Task — Return the complete listing that follows, with each line reproduced exactly.

Source data —
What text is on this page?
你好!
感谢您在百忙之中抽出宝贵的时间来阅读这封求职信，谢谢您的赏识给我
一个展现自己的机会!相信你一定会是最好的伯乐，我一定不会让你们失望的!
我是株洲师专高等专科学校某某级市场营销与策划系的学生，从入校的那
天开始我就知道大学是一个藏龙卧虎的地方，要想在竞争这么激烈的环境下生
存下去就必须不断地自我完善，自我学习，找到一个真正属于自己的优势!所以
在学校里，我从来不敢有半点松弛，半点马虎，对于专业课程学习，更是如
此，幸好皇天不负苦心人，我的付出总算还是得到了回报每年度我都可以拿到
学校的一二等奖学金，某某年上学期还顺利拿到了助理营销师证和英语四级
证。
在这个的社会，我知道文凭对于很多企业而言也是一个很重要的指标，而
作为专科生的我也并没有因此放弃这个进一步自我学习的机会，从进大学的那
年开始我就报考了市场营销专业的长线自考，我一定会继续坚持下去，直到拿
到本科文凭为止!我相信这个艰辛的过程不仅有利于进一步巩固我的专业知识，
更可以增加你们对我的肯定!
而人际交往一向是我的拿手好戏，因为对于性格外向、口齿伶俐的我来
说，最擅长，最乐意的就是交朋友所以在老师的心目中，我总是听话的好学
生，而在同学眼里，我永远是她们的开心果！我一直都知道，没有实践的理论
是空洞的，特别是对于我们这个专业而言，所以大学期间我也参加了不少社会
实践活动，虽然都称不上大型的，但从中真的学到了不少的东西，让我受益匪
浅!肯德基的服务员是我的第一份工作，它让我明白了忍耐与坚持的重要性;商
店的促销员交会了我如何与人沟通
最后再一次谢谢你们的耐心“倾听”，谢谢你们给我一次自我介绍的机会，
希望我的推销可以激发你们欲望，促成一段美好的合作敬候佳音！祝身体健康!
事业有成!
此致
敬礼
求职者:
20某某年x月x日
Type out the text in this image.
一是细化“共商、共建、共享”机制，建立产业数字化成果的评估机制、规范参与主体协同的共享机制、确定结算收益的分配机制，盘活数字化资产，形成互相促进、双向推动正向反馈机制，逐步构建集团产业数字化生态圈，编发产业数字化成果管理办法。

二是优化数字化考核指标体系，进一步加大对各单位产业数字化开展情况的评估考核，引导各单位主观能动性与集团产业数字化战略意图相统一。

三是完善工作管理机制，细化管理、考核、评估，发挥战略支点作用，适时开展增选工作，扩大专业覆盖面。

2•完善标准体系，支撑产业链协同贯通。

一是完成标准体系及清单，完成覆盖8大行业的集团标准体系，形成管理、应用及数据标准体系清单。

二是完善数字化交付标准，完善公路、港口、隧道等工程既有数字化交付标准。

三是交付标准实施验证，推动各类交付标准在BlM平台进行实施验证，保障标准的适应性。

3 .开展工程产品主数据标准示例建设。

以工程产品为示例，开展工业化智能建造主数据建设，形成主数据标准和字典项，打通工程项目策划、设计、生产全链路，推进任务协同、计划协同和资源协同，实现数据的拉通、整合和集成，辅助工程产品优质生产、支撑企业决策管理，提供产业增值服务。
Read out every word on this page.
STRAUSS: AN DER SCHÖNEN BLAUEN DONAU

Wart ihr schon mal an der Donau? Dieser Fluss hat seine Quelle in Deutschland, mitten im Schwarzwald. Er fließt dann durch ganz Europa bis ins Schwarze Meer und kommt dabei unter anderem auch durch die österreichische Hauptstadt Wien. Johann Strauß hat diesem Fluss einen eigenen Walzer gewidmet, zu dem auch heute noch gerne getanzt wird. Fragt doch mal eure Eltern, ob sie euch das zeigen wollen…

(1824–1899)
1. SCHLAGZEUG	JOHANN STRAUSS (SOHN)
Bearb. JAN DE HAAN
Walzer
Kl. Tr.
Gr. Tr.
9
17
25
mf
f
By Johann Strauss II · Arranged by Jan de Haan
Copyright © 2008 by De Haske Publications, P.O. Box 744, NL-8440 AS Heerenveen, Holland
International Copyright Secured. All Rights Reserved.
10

Solution to the problem —
What text is on this page?
你好!
感谢您在百忙之中抽出宝贵的时间来阅读这封求职信，谢谢您的赏识给我
一个展现自己的机会!相信你一定会是最好的伯乐，我一定不会让你们失望的!
我是株洲师专高等专科学校某某级市场营销与策划系的学生，从入校的那
天开始我就知道大学是一个藏龙卧虎的地方，要想在竞争这么激烈的环境下生
存下去就必须不断地自我完善，自我学习，找到一个真正属于自己的优势!所以
在学校里，我从来不敢有半点松弛，半点马虎，对于专业课程学习，更是如
此，幸好皇天不负苦心人，我的付出总算还是得到了回报每年度我都可以拿到
学校的一二等奖学金，某某年上学期还顺利拿到了助理营销师证和英语四级
证。
在这个的社会，我知道文凭对于很多企业而言也是一个很重要的指标，而
作为专科生的我也并没有因此放弃这个进一步自我学习的机会，从进大学的那
年开始我就报考了市场营销专业的长线自考，我一定会继续坚持下去，直到拿
到本科文凭为止!我相信这个艰辛的过程不仅有利于进一步巩固我的专业知识，
更可以增加你们对我的肯定!
而人际交往一向是我的拿手好戏，因为对于性格外向、口齿伶俐的我来
说，最擅长，最乐意的就是交朋友所以在老师的心目中，我总是听话的好学
生，而在同学眼里，我永远是她们的开心果！我一直都知道，没有实践的理论
是空洞的，特别是对于我们这个专业而言，所以大学期间我也参加了不少社会
实践活动，虽然都称不上大型的，但从中真的学到了不少的东西，让我受益匪
浅!肯德基的服务员是我的第一份工作，它让我明白了忍耐与坚持的重要性;商
店的促销员交会了我如何与人沟通
最后再一次谢谢你们的耐心“倾听”，谢谢你们给我一次自我介绍的机会，
希望我的推销可以激发你们欲望，促成一段美好的合作敬候佳音！祝身体健康!
事业有成!
此致
敬礼
求职者:
20某某年x月x日
Type out the text in this image.
一是细化“共商、共建、共享”机制，建立产业数字化成果的评估机制、规范参与主体协同的共享机制、确定结算收益的分配机制，盘活数字化资产，形成互相促进、双向推动正向反馈机制，逐步构建集团产业数字化生态圈，编发产业数字化成果管理办法。

二是优化数字化考核指标体系，进一步加大对各单位产业数字化开展情况的评估考核，引导各单位主观能动性与集团产业数字化战略意图相统一。

三是完善工作管理机制，细化管理、考核、评估，发挥战略支点作用，适时开展增选工作，扩大专业覆盖面。

2•完善标准体系，支撑产业链协同贯通。

一是完成标准体系及清单，完成覆盖8大行业的集团标准体系，形成管理、应用及数据标准体系清单。

二是完善数字化交付标准，完善公路、港口、隧道等工程既有数字化交付标准。

三是交付标准实施验证，推动各类交付标准在BlM平台进行实施验证，保障标准的适应性。

3 .开展工程产品主数据标准示例建设。

以工程产品为示例，开展工业化智能建造主数据建设，形成主数据标准和字典项，打通工程项目策划、设计、生产全链路，推进任务协同、计划协同和资源协同，实现数据的拉通、整合和集成，辅助工程产品优质生产、支撑企业决策管理，提供产业增值服务。
Read out every word on this page.
STRAUSS: AN DER SCHÖNEN BLAUEN DONAU

Wart ihr schon mal an der Donau? Dieser Fluss hat seine Quelle in Deutschland, mitten im Schwarzwald. Er fließt dann durch ganz Europa bis ins Schwarze Meer und kommt dabei unter anderem auch durch die österreichische Hauptstadt Wien. Johann Strauß hat diesem Fluss einen eigenen Walzer gewidmet, zu dem auch heute noch gerne getanzt wird. Fragt doch mal eure Eltern, ob sie euch das zeigen wollen…

(1824–1899)
1. SCHLAGZEUG	JOHANN STRAUSS (SOHN)
Bearb. JAN DE HAAN
Walzer
Kl. Tr.
Gr. Tr.
9
17
25
mf
f
By Johann Strauss II · Arranged by Jan de Haan
Copyright © 2008 by De Haske Publications, P.O. Box 744, NL-8440 AS Heerenveen, Holland
International Copyright Secured. All Rights Reserved.
10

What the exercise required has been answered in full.